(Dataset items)

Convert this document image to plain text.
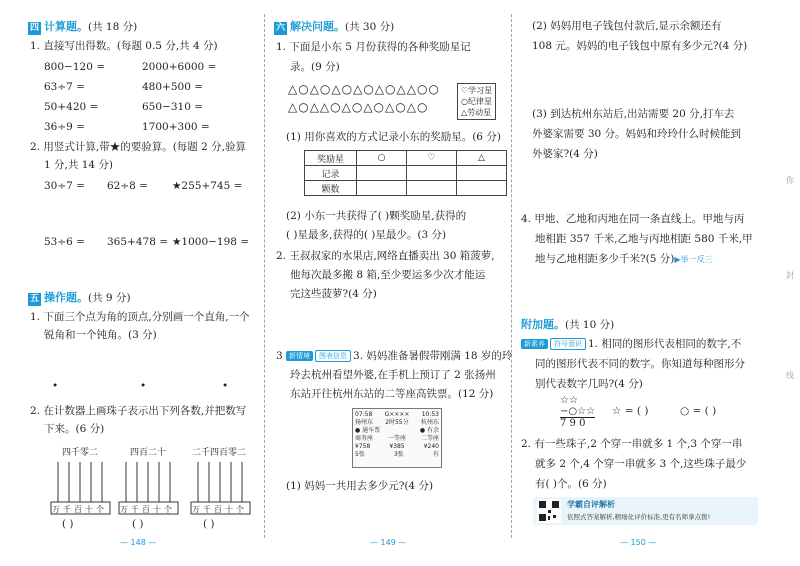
四 计算题。(共 18 分)
1. 直接写出得数。(每题 0.5 分,共 4 分)
800−120 =	2000+6000 =
63÷7 =	480+500 =
50+420 =	650−310 =
36÷9 =	1700+300 =
2. 用竖式计算,带★的要验算。(每题 2 分,验算
1 分,共 14 分)
30÷7 = 62÷8 = ★255+745 =
53÷6 = 365+478 = ★1000−198 =
五 操作题。(共 9 分)
1. 下面三个点为角的顶点,分别画一个直角,一个
锐角和一个钝角。(3 分)
•	•	•
2. 在计数器上画珠子表示出下列各数,并把数写
下来。(6 分)
四千零二	四百二十	二千四百零二
万千百十个 万千百十个 万千百十个
( )	( )	( )
— 148 —
六 解决问题。(共 30 分)
1. 下面是小东 5 月份获得的各种奖励星记
录。(9 分)
△○△○△○△○△○△△○○
△○△△○△○△○△○△○
♡学习星
○纪律星
△劳动星
(1) 用你喜欢的方式记录小东的奖励星。(6 分)
奖励星	○	♡	△
记录			
颗数			
(2) 小东一共获得了( )颗奖励星,获得的
( )星最多,获得的( )星最少。(3 分)
2. 王叔叔家的水果店,网络直播卖出 30 箱菠萝,
他每次最多搬 8 箱,至少要运多少次才能运
完这些菠萝?(4 分)
3 新情境 图表信息 3. 妈妈准备暑假带刚满 18 岁的玲
玲去杭州看望外婆,在手机上预订了 2 张扬州
东站开往杭州东站的二等座高铁票。(12 分)
07:58 G×××× 10:53
扬州东 2时55分 杭州东
● 通车票	● 有余
商务座 一等座 二等座
¥758	¥385	¥240
5张	3张	有
(1) 妈妈一共用去多少元?(4 分)
— 149 —
(2) 妈妈用电子钱包付款后,显示余额还有
108 元。妈妈的电子钱包中原有多少元?(4 分)
(3) 到达杭州东站后,出站需要 20 分,打车去
外婆家需要 30 分。妈妈和玲玲什么时候能到
外婆家?(4 分)
4. 甲地、乙地和丙地在同一条直线上。甲地与丙
地相距 357 千米,乙地与丙地相距 580 千米,甲
地与乙地相距多少千米?(5 分)▶举一反三
附加题。(共 10 分)
新素养 符号意识 1. 相同的图形代表相同的数字,不
同的图形代表不同的数字。你知道每种图形分
别代表数字几吗?(4 分)
☆☆
−○☆☆
7 9 0
☆ = ( )	○ = ( )
2. 有一些珠子,2 个穿一串就多 1 个,3 个穿一串
就多 2 个,4 个穿一串就多 3 个,这些珠子最少
有( )个。(6 分)
学霸自评解析
依照式答案解析,精细化评价标准,更有名师拿点拨!
你
封
线
— 150 —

[EXERCISE DESCRIPTION]: Repeat the lines above exactly, and keep every picture out.

[RESPONSE TO THIS EXERCISE]:
Convert this document image to plain text.
四 计算题。(共 18 分)
1. 直接写出得数。(每题 0.5 分,共 4 分)
800−120 =	2000+6000 =
63÷7 =	480+500 =
50+420 =	650−310 =
36÷9 =	1700+300 =
2. 用竖式计算,带★的要验算。(每题 2 分,验算
1 分,共 14 分)
30÷7 = 62÷8 = ★255+745 =
53÷6 = 365+478 = ★1000−198 =
五 操作题。(共 9 分)
1. 下面三个点为角的顶点,分别画一个直角,一个
锐角和一个钝角。(3 分)
•	•	•
2. 在计数器上画珠子表示出下列各数,并把数写
下来。(6 分)
四千零二	四百二十	二千四百零二
万千百十个 万千百十个 万千百十个
( )	( )	( )
— 148 —
六 解决问题。(共 30 分)
1. 下面是小东 5 月份获得的各种奖励星记
录。(9 分)
△○△○△○△○△○△△○○
△○△△○△○△○△○△○
♡学习星
○纪律星
△劳动星
(1) 用你喜欢的方式记录小东的奖励星。(6 分)
奖励星	○	♡	△
记录			
颗数			
(2) 小东一共获得了( )颗奖励星,获得的
( )星最多,获得的( )星最少。(3 分)
2. 王叔叔家的水果店,网络直播卖出 30 箱菠萝,
他每次最多搬 8 箱,至少要运多少次才能运
完这些菠萝?(4 分)
3 新情境 图表信息 3. 妈妈准备暑假带刚满 18 岁的玲
玲去杭州看望外婆,在手机上预订了 2 张扬州
东站开往杭州东站的二等座高铁票。(12 分)
07:58 G×××× 10:53
扬州东 2时55分 杭州东
● 通车票	● 有余
商务座 一等座 二等座
¥758	¥385	¥240
5张	3张	有
(1) 妈妈一共用去多少元?(4 分)
— 149 —
(2) 妈妈用电子钱包付款后,显示余额还有
108 元。妈妈的电子钱包中原有多少元?(4 分)
(3) 到达杭州东站后,出站需要 20 分,打车去
外婆家需要 30 分。妈妈和玲玲什么时候能到
外婆家?(4 分)
4. 甲地、乙地和丙地在同一条直线上。甲地与丙
地相距 357 千米,乙地与丙地相距 580 千米,甲
地与乙地相距多少千米?(5 分)▶举一反三
附加题。(共 10 分)
新素养 符号意识 1. 相同的图形代表相同的数字,不
同的图形代表不同的数字。你知道每种图形分
别代表数字几吗?(4 分)
☆☆
−○☆☆
7 9 0
☆ = ( )	○ = ( )
2. 有一些珠子,2 个穿一串就多 1 个,3 个穿一串
就多 2 个,4 个穿一串就多 3 个,这些珠子最少
有( )个。(6 分)
学霸自评解析
依照式答案解析,精细化评价标准,更有名师拿点拨!
你
封
线
— 150 —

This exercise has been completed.